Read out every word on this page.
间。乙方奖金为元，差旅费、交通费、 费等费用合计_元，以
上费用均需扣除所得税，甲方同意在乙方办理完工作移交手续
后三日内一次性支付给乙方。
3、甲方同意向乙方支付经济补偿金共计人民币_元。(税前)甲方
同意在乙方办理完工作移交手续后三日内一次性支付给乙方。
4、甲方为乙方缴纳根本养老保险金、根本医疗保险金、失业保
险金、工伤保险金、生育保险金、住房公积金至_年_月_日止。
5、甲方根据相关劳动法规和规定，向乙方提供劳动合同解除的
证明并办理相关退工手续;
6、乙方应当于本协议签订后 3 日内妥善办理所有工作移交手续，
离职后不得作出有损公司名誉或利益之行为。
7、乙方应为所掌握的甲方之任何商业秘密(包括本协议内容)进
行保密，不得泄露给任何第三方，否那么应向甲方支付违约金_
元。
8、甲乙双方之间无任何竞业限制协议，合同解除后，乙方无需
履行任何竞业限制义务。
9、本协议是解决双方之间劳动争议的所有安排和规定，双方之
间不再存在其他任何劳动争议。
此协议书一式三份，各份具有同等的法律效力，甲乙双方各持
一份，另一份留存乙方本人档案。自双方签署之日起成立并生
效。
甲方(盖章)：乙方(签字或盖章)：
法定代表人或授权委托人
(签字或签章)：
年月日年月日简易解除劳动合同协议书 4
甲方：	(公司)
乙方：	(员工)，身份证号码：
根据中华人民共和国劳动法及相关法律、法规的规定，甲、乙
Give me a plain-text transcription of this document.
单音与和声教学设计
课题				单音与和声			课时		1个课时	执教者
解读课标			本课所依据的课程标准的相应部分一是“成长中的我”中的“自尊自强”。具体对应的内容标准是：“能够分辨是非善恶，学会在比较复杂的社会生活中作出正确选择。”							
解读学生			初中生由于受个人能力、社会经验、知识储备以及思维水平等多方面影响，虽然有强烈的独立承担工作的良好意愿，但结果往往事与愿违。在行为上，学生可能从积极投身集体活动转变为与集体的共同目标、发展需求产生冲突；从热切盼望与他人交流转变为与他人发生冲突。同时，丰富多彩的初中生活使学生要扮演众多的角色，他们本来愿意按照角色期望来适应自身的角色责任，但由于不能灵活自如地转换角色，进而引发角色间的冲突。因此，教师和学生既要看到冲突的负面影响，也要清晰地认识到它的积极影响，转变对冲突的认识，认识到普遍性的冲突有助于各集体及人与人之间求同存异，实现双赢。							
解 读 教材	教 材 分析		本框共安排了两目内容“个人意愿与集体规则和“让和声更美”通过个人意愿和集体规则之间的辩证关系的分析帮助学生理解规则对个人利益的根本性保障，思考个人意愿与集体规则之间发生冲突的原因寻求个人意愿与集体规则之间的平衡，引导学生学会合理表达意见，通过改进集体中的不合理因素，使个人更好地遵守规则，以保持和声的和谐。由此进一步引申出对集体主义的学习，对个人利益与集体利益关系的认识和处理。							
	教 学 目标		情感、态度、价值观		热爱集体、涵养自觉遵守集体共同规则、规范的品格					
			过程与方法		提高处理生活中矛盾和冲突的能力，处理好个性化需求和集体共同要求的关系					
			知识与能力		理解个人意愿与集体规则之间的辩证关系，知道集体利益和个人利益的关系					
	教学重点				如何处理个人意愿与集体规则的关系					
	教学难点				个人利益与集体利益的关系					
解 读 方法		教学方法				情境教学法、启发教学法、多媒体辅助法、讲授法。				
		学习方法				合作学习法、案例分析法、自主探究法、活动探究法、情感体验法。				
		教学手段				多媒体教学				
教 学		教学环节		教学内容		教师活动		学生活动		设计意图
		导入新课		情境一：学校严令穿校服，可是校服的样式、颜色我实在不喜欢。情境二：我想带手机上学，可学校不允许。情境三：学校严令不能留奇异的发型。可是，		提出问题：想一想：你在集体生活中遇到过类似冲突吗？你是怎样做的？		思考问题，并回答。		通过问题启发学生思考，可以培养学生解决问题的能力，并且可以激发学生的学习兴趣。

> _Exercise_:
Exactly repeat the lines from the line that contains "Give me a plain-text" to the end of the entries, both included, and leave out all other lines.

> _Exercise solution_:
Give me a plain-text transcription of this document.
单音与和声教学设计
课题				单音与和声			课时		1个课时	执教者
解读课标			本课所依据的课程标准的相应部分一是“成长中的我”中的“自尊自强”。具体对应的内容标准是：“能够分辨是非善恶，学会在比较复杂的社会生活中作出正确选择。”							
解读学生			初中生由于受个人能力、社会经验、知识储备以及思维水平等多方面影响，虽然有强烈的独立承担工作的良好意愿，但结果往往事与愿违。在行为上，学生可能从积极投身集体活动转变为与集体的共同目标、发展需求产生冲突；从热切盼望与他人交流转变为与他人发生冲突。同时，丰富多彩的初中生活使学生要扮演众多的角色，他们本来愿意按照角色期望来适应自身的角色责任，但由于不能灵活自如地转换角色，进而引发角色间的冲突。因此，教师和学生既要看到冲突的负面影响，也要清晰地认识到它的积极影响，转变对冲突的认识，认识到普遍性的冲突有助于各集体及人与人之间求同存异，实现双赢。							
解 读 教材	教 材 分析		本框共安排了两目内容“个人意愿与集体规则和“让和声更美”通过个人意愿和集体规则之间的辩证关系的分析帮助学生理解规则对个人利益的根本性保障，思考个人意愿与集体规则之间发生冲突的原因寻求个人意愿与集体规则之间的平衡，引导学生学会合理表达意见，通过改进集体中的不合理因素，使个人更好地遵守规则，以保持和声的和谐。由此进一步引申出对集体主义的学习，对个人利益与集体利益关系的认识和处理。							
	教 学 目标		情感、态度、价值观		热爱集体、涵养自觉遵守集体共同规则、规范的品格					
			过程与方法		提高处理生活中矛盾和冲突的能力，处理好个性化需求和集体共同要求的关系					
			知识与能力		理解个人意愿与集体规则之间的辩证关系，知道集体利益和个人利益的关系					
	教学重点				如何处理个人意愿与集体规则的关系					
	教学难点				个人利益与集体利益的关系					
解 读 方法		教学方法				情境教学法、启发教学法、多媒体辅助法、讲授法。				
		学习方法				合作学习法、案例分析法、自主探究法、活动探究法、情感体验法。				
		教学手段				多媒体教学				
教 学		教学环节		教学内容		教师活动		学生活动		设计意图
		导入新课		情境一：学校严令穿校服，可是校服的样式、颜色我实在不喜欢。情境二：我想带手机上学，可学校不允许。情境三：学校严令不能留奇异的发型。可是，		提出问题：想一想：你在集体生活中遇到过类似冲突吗？你是怎样做的？		思考问题，并回答。		通过问题启发学生思考，可以培养学生解决问题的能力，并且可以激发学生的学习兴趣。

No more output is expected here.